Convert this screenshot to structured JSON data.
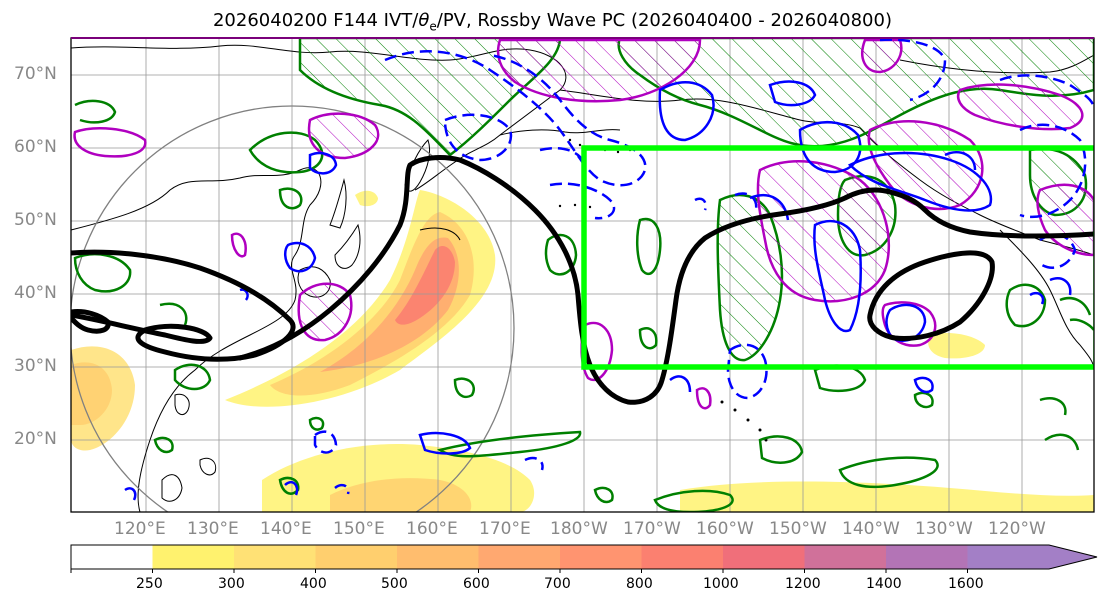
{
  "title_main": "2026040200 F144 IVT/",
  "title_theta": "θ",
  "title_sub": "e",
  "title_tail": "/PV, Rossby Wave PC (2026040400 - 2026040800)",
  "lat_labels": [
    "70°N",
    "60°N",
    "50°N",
    "40°N",
    "30°N",
    "20°N"
  ],
  "lon_labels": [
    "120°E",
    "130°E",
    "140°E",
    "150°E",
    "160°E",
    "170°E",
    "180°W",
    "170°W",
    "160°W",
    "150°W",
    "140°W",
    "130°W",
    "120°W"
  ],
  "colorbar": {
    "ticks": [
      "250",
      "300",
      "400",
      "500",
      "600",
      "700",
      "800",
      "1000",
      "1200",
      "1400",
      "1600"
    ],
    "colors": [
      "#ffffff",
      "#fff26e",
      "#ffe175",
      "#ffcf6e",
      "#ffbd6e",
      "#ffa870",
      "#ff9470",
      "#fb8070",
      "#f06f7a",
      "#d0719a",
      "#b374b6",
      "#a37fc6"
    ]
  },
  "overlays": {
    "box_color": "#00ff00",
    "pv_color": "#000000",
    "positive_color": "#b000c0",
    "negative_color": "#0000ff",
    "theta_color": "#008000"
  }
}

**OBJECTIVE**
Copy every line above word for word and exclude the pictures.

**ANSWER IN FULL**
Convert this screenshot to structured JSON data.
{
  "title_main": "2026040200 F144 IVT/",
  "title_theta": "θ",
  "title_sub": "e",
  "title_tail": "/PV, Rossby Wave PC (2026040400 - 2026040800)",
  "lat_labels": [
    "70°N",
    "60°N",
    "50°N",
    "40°N",
    "30°N",
    "20°N"
  ],
  "lon_labels": [
    "120°E",
    "130°E",
    "140°E",
    "150°E",
    "160°E",
    "170°E",
    "180°W",
    "170°W",
    "160°W",
    "150°W",
    "140°W",
    "130°W",
    "120°W"
  ],
  "colorbar": {
    "ticks": [
      "250",
      "300",
      "400",
      "500",
      "600",
      "700",
      "800",
      "1000",
      "1200",
      "1400",
      "1600"
    ],
    "colors": [
      "#ffffff",
      "#fff26e",
      "#ffe175",
      "#ffcf6e",
      "#ffbd6e",
      "#ffa870",
      "#ff9470",
      "#fb8070",
      "#f06f7a",
      "#d0719a",
      "#b374b6",
      "#a37fc6"
    ]
  },
  "overlays": {
    "box_color": "#00ff00",
    "pv_color": "#000000",
    "positive_color": "#b000c0",
    "negative_color": "#0000ff",
    "theta_color": "#008000"
  }
}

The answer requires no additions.